(SOURCE DOCUMENT)

Oana Lohan uses ink, paper, cameras and words to tell stories. She rides a black bike with enormous sidepockets and is always bubbly and brimming with anecdotes. Oana was one of the first persons to hear the story of Rosumovi, at the time when it was just an idea in its infant stages, overly debated over wine from the silky sofas of a Bucharest apartment. We are now at a sun-soaked side street cafe in bustling Marais, she has just parked her bike and is welcoming us with the most blatant naturalness.
You are riding a bike with enormous side pockets. What do you carry in them?
It is my home, at a smaller scale. So, I carry all kinds of stuff in it.
Speaking of common sense, of genuineness… Which are the values you still believe in? I believe in the present and I learn to believe in passing values.
How do you discover a city?I don’t have an exact plan. I simply follow the details that speak to me.
You seem to me a contemporary flaneur, but you have a passion for maps.They aren’t in contradiction at all. “The map is not the territory”.
Once you told me the story of your childhood spent in Gătaia, a small community set in a psychiatry hospital, at the border between Romania and Serbia. Did you ever imagine you would become such a wanderer of the world?Gataia was an important part, because in this way I started my life in a world at a smaller scale. Not a world easier to understand, but easier to bring closer, to embrace and to tame. And this gave me a sort of bashful but ardent courage. There are people that wander and people that don’t. And one doesn’t exactly plan this. It simply happens.
From Gătaia to Paris, via Strasbourg, London and Bucharest. You once declared no point d’attache. What is your cultural composition?I hope that I don’t have an exact one. I don’t believe in recipes, nor in cultural compositions. I believe in fluidity and boldness.
Do you remember your first feeling of foreigness?Coming back to Romania in 2005.
You have a large library at home. Tell us about a book that means a lot to you.Books are like people. There are many books, but both their number and importance are constantly changing. For example, my favourite book now is ”Vernon Subutex”, by Virginie Despentes. The third volume has just been published and I like it because it’s easy for me to empathise with it. And because I like how and what she writes about.

Saved data entries:
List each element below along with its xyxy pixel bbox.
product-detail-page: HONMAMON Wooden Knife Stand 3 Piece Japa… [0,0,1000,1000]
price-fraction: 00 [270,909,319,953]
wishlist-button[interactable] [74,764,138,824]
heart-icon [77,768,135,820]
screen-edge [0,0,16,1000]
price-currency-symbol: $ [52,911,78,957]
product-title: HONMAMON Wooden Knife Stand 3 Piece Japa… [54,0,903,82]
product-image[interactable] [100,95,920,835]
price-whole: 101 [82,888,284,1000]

(PROBLEM DETAILS) Reproduce the full interview with Oana Lohan word for word. The data above is not needed for this work.

(SOLUTION)
Oana Lohan uses ink, paper, cameras and words to tell stories. She rides a black bike with enormous sidepockets and is always bubbly and brimming with anecdotes. Oana was one of the first persons to hear the story of Rosumovi, at the time when it was just an idea in its infant stages, overly debated over wine from the silky sofas of a Bucharest apartment. We are now at a sun-soaked side street cafe in bustling Marais, she has just parked her bike and is welcoming us with the most blatant naturalness.
You are riding a bike with enormous side pockets. What do you carry in them?
It is my home, at a smaller scale. So, I carry all kinds of stuff in it.
Speaking of common sense, of genuineness… Which are the values you still believe in? I believe in the present and I learn to believe in passing values.
How do you discover a city?I don’t have an exact plan. I simply follow the details that speak to me.
You seem to me a contemporary flaneur, but you have a passion for maps.They aren’t in contradiction at all. “The map is not the territory”.
Once you told me the story of your childhood spent in Gătaia, a small community set in a psychiatry hospital, at the border between Romania and Serbia. Did you ever imagine you would become such a wanderer of the world?Gataia was an important part, because in this way I started my life in a world at a smaller scale. Not a world easier to understand, but easier to bring closer, to embrace and to tame. And this gave me a sort of bashful but ardent courage. There are people that wander and people that don’t. And one doesn’t exactly plan this. It simply happens.
From Gătaia to Paris, via Strasbourg, London and Bucharest. You once declared no point d’attache. What is your cultural composition?I hope that I don’t have an exact one. I don’t believe in recipes, nor in cultural compositions. I believe in fluidity and boldness.
Do you remember your first feeling of foreigness?Coming back to Romania in 2005.
You have a large library at home. Tell us about a book that means a lot to you.Books are like people. There are many books, but both their number and importance are constantly changing. For example, my favourite book now is ”Vernon Subutex”, by Virginie Despentes. The third volume has just been published and I like it because it’s easy for me to empathise with it. And because I like how and what she writes about.